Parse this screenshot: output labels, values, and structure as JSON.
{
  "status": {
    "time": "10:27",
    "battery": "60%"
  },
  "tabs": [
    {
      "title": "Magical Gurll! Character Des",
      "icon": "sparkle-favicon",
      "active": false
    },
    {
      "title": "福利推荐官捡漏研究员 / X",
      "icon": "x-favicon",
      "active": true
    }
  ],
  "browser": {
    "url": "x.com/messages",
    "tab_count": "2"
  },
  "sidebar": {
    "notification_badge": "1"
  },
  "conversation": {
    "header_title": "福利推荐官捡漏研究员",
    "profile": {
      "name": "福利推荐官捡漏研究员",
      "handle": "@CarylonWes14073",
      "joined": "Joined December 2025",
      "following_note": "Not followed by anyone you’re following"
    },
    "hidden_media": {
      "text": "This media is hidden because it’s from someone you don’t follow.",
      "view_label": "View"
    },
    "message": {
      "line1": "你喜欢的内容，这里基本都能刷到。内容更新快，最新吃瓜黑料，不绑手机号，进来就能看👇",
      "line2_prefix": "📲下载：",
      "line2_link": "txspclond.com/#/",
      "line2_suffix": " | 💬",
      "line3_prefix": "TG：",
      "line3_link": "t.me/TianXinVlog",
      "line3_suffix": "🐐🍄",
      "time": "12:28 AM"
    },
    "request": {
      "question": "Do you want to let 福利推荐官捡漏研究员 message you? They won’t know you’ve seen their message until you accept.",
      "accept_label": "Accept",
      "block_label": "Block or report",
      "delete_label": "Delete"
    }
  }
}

-*-

▶ Goal
Retype the entries one by one, exactly.

▶ Answer
Parse this screenshot: output labels, values, and structure as JSON.
{
  "status": {
    "time": "10:27",
    "battery": "60%"
  },
  "tabs": [
    {
      "title": "Magical Gurll! Character Des",
      "icon": "sparkle-favicon",
      "active": false
    },
    {
      "title": "福利推荐官捡漏研究员 / X",
      "icon": "x-favicon",
      "active": true
    }
  ],
  "browser": {
    "url": "x.com/messages",
    "tab_count": "2"
  },
  "sidebar": {
    "notification_badge": "1"
  },
  "conversation": {
    "header_title": "福利推荐官捡漏研究员",
    "profile": {
      "name": "福利推荐官捡漏研究员",
      "handle": "@CarylonWes14073",
      "joined": "Joined December 2025",
      "following_note": "Not followed by anyone you’re following"
    },
    "hidden_media": {
      "text": "This media is hidden because it’s from someone you don’t follow.",
      "view_label": "View"
    },
    "message": {
      "line1": "你喜欢的内容，这里基本都能刷到。内容更新快，最新吃瓜黑料，不绑手机号，进来就能看👇",
      "line2_prefix": "📲下载：",
      "line2_link": "txspclond.com/#/",
      "line2_suffix": " | 💬",
      "line3_prefix": "TG：",
      "line3_link": "t.me/TianXinVlog",
      "line3_suffix": "🐐🍄",
      "time": "12:28 AM"
    },
    "request": {
      "question": "Do you want to let 福利推荐官捡漏研究员 message you? They won’t know you’ve seen their message until you accept.",
      "accept_label": "Accept",
      "block_label": "Block or report",
      "delete_label": "Delete"
    }
  }
}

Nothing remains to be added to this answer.